**Task objective:** Find the lines that hold the word "Avoid" and return them.

**Items:**

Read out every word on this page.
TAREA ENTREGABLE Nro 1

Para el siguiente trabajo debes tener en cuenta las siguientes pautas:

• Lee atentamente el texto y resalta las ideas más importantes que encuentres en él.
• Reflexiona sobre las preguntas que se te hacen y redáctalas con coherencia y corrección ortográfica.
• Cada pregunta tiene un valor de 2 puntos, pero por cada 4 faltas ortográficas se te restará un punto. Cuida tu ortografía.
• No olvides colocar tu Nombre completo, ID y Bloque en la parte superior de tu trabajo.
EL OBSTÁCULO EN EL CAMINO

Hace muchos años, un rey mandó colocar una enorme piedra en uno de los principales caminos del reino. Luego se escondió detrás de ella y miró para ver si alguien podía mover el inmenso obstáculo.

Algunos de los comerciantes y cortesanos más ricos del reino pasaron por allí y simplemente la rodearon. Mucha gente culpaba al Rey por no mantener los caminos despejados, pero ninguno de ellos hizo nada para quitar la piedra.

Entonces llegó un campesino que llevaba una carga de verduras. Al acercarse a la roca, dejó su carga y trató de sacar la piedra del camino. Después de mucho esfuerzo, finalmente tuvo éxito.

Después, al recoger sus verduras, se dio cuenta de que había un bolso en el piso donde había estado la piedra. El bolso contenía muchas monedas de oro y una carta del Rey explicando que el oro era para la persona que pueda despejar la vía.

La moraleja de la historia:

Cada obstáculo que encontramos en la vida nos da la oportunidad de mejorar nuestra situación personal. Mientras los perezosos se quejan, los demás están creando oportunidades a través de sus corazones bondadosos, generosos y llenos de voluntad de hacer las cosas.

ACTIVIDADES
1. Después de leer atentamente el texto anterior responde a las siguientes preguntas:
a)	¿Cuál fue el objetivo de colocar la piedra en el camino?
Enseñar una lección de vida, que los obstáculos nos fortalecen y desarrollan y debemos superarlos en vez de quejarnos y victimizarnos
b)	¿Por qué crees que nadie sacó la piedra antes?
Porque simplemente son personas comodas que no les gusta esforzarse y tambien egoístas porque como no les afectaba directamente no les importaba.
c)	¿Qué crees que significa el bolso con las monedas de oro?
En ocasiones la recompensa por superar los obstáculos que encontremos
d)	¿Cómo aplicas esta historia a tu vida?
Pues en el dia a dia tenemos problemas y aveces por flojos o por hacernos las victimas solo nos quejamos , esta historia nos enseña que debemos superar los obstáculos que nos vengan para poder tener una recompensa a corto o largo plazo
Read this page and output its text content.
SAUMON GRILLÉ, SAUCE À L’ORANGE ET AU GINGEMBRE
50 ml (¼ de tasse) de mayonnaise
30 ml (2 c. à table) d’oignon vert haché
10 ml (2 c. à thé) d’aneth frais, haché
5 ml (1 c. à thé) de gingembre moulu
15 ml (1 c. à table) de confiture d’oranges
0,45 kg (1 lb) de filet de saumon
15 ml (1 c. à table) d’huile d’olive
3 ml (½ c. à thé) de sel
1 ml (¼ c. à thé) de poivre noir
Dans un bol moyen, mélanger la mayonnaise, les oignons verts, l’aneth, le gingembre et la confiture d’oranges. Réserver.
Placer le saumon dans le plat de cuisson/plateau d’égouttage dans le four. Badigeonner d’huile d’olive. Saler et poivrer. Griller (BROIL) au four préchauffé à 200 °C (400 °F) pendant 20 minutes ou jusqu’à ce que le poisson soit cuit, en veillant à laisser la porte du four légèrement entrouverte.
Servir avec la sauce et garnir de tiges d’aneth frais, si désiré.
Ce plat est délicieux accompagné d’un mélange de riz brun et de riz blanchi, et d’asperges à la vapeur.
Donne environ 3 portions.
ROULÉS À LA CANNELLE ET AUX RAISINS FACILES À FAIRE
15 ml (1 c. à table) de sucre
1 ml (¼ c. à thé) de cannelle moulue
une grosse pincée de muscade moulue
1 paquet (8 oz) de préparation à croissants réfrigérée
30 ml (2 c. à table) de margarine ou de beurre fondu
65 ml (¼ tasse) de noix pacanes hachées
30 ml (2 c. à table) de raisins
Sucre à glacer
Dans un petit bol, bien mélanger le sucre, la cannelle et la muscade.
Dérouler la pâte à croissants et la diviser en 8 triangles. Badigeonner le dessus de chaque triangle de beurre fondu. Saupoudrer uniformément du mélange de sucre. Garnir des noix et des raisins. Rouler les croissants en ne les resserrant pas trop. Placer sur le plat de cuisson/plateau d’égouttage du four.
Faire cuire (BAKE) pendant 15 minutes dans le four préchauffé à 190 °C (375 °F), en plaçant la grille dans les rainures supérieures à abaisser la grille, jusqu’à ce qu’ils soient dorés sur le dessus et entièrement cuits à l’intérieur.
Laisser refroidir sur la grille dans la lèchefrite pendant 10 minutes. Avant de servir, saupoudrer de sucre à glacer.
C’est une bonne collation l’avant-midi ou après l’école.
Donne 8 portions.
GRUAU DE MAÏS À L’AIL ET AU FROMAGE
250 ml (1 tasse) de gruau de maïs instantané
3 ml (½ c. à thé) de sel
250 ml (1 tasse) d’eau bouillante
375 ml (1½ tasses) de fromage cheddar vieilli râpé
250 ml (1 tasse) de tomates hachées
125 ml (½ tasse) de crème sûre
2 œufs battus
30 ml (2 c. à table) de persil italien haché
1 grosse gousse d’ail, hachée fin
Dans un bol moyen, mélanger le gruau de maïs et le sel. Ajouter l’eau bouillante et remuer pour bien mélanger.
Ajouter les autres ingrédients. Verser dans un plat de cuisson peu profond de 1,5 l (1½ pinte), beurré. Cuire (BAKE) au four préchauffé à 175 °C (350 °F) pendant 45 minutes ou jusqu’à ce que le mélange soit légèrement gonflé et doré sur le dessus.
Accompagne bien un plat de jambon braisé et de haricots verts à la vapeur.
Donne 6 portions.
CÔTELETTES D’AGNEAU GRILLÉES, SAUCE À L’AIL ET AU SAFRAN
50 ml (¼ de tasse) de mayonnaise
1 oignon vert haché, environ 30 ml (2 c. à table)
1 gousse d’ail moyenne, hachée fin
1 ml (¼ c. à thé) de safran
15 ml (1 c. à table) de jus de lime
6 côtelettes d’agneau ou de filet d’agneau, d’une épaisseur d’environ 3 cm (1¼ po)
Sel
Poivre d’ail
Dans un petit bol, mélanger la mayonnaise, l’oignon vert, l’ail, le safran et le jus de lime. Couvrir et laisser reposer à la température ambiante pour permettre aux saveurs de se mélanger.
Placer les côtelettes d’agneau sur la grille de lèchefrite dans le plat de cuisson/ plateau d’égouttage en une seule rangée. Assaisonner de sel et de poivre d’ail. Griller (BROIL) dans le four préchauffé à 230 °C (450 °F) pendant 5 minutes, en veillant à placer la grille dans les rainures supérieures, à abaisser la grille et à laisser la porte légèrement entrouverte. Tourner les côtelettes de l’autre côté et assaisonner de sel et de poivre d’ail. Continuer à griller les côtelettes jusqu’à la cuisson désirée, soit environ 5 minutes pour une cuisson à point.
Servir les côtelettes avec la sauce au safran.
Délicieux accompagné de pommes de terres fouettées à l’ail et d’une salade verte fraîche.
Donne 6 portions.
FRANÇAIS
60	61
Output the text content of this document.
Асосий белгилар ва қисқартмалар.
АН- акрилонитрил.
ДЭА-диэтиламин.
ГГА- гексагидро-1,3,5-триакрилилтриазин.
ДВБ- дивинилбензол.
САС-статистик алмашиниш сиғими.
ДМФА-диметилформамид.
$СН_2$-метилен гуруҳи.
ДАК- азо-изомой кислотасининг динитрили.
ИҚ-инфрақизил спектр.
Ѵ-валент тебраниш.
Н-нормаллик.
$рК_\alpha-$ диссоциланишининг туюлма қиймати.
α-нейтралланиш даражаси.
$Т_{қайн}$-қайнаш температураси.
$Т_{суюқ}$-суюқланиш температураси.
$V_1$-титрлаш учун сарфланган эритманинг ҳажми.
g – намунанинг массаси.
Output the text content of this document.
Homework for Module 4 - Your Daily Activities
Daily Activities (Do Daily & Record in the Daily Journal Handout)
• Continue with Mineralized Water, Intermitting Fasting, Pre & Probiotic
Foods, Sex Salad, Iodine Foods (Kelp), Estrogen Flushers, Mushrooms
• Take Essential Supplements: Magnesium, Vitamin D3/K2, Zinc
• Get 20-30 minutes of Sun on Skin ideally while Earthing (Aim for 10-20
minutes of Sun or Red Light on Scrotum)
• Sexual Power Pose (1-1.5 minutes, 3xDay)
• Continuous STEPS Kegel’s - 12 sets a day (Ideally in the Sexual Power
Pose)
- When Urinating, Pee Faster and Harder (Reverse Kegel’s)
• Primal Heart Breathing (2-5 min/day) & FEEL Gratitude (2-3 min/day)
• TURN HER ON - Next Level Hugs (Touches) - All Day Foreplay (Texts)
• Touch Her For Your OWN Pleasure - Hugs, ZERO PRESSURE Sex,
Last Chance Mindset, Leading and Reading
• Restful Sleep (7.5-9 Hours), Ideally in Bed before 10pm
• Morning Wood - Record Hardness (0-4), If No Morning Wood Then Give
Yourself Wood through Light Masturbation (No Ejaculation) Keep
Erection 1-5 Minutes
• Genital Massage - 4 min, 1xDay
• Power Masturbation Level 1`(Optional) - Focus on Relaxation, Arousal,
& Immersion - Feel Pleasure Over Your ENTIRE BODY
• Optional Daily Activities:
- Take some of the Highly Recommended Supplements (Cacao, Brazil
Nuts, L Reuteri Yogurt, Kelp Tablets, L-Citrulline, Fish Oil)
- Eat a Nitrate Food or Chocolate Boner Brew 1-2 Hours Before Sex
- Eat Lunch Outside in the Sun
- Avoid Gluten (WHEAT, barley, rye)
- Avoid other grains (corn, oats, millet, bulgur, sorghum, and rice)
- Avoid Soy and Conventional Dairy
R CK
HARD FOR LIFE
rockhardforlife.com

**Full answer:**
- Avoid Gluten (WHEAT, barley, rye)
- Avoid other grains (corn, oats, millet, bulgur, sorghum, and rice)
- Avoid Soy and Conventional Dairy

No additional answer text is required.